*Given request:* Pull out every line with the word "SupplyDate".

*Data listing:*

---

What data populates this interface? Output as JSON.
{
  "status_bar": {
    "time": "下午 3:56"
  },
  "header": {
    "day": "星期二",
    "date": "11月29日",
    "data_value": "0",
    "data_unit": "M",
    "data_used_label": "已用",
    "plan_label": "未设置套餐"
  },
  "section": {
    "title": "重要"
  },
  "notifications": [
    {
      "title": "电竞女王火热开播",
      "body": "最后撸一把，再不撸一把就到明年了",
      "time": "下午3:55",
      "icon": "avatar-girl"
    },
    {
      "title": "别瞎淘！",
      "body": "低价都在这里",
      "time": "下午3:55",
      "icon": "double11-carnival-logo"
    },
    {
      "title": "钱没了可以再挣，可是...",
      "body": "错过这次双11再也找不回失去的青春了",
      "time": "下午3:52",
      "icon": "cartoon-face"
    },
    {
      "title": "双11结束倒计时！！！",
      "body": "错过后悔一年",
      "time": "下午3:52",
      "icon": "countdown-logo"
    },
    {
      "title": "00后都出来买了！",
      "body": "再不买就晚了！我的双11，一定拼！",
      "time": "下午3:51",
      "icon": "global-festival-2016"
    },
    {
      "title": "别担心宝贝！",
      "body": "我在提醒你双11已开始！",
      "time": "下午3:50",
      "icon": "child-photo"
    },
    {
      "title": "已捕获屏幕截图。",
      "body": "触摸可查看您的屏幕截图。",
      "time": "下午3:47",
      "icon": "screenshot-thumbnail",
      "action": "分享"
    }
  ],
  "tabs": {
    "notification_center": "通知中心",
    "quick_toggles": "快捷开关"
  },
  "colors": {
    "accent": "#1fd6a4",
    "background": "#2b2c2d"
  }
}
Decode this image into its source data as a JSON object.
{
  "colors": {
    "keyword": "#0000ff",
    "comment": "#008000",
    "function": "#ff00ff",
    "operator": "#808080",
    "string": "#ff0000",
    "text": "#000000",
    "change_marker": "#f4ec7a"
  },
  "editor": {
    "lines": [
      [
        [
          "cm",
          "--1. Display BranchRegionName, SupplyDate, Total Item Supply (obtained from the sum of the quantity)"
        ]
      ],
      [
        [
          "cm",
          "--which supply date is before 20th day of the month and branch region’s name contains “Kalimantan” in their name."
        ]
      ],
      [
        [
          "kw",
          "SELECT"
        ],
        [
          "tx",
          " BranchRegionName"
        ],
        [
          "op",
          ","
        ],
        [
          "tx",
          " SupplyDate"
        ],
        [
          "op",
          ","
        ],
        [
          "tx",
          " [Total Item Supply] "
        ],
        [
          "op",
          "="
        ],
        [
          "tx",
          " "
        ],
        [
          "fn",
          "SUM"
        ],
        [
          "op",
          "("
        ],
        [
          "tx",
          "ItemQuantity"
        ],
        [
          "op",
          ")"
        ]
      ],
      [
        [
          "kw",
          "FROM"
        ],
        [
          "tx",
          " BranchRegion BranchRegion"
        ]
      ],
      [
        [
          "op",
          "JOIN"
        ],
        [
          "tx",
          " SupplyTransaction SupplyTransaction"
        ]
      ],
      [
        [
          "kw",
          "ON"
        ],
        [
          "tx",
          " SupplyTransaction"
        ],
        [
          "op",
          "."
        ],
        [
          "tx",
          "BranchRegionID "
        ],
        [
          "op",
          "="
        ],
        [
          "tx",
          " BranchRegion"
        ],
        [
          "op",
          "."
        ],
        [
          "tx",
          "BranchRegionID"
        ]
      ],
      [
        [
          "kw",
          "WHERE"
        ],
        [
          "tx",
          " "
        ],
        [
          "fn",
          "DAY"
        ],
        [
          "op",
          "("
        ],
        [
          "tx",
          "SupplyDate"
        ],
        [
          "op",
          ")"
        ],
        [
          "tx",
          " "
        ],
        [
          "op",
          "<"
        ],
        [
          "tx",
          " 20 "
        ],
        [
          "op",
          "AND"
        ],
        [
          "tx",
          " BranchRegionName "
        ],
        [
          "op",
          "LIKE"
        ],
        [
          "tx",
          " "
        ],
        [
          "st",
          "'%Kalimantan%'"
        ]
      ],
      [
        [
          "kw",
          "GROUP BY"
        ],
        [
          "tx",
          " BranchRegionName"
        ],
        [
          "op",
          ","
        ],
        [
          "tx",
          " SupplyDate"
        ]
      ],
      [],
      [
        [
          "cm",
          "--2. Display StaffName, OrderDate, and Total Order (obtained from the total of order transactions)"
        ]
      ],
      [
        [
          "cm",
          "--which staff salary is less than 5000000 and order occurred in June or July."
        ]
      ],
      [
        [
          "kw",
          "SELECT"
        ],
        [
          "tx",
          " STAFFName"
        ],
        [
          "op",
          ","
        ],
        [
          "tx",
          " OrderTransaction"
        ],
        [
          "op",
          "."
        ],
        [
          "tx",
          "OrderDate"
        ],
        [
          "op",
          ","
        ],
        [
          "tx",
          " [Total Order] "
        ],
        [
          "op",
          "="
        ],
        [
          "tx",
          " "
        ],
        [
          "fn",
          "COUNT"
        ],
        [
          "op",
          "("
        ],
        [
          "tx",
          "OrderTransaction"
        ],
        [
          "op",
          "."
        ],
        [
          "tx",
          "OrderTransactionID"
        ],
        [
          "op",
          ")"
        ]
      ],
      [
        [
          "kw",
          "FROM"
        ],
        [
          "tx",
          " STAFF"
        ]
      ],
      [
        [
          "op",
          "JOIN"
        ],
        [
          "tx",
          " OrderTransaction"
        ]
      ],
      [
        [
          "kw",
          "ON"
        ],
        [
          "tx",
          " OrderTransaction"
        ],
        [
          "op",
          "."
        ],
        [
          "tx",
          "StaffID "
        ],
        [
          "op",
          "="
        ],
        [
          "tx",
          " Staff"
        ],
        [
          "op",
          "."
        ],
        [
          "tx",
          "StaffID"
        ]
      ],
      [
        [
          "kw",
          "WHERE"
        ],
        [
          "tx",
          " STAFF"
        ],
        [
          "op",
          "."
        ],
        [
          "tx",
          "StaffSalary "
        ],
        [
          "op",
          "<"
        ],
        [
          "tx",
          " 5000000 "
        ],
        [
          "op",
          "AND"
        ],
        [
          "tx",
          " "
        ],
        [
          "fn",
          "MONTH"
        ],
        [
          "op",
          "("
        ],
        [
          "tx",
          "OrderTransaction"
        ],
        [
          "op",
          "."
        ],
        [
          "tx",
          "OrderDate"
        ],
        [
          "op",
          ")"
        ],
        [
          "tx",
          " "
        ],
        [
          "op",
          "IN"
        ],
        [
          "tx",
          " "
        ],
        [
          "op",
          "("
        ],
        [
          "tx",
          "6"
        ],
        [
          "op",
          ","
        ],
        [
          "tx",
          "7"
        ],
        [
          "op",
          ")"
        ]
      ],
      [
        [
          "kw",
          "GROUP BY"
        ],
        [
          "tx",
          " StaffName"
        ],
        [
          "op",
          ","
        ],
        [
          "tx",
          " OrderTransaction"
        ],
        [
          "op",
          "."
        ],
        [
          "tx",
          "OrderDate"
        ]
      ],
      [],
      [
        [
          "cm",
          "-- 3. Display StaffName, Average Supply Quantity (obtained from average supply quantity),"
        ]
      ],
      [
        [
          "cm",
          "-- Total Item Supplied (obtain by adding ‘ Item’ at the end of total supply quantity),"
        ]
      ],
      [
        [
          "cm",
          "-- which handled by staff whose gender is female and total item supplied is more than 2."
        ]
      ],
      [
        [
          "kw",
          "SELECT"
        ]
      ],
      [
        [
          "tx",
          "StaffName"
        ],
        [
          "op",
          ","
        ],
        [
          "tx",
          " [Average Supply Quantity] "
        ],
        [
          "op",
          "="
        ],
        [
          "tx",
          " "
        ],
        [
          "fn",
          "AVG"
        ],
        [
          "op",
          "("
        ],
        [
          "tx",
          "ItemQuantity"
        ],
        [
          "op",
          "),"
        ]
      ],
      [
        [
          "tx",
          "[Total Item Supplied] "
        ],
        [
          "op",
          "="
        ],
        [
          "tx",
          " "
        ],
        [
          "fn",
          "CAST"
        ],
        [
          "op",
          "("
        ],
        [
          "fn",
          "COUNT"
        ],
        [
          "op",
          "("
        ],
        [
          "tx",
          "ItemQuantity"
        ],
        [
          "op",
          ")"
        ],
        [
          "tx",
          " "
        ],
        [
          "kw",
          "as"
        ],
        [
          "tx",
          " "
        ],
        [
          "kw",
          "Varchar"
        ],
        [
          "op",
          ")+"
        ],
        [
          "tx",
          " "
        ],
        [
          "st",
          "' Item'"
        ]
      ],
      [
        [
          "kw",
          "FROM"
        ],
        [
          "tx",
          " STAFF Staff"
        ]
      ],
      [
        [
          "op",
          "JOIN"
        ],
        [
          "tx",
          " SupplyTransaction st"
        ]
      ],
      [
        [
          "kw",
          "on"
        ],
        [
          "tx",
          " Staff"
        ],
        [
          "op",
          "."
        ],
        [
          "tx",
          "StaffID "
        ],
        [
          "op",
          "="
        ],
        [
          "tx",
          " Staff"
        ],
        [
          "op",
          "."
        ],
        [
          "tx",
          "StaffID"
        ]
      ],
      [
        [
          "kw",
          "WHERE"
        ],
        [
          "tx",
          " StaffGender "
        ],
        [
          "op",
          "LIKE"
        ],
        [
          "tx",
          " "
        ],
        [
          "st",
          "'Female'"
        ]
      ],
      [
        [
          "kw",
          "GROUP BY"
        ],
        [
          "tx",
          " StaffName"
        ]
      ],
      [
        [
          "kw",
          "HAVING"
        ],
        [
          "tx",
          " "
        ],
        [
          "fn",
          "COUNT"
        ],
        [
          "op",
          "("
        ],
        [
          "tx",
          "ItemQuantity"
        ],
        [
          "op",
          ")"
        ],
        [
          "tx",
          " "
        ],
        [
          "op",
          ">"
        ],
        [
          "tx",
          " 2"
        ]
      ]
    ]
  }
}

---

*Correct response:*
          "--1. Display BranchRegionName, SupplyDate, Total Item Supply (obtained from the sum of the quantity)"
          " SupplyDate"
          "SupplyDate"
          " SupplyDate"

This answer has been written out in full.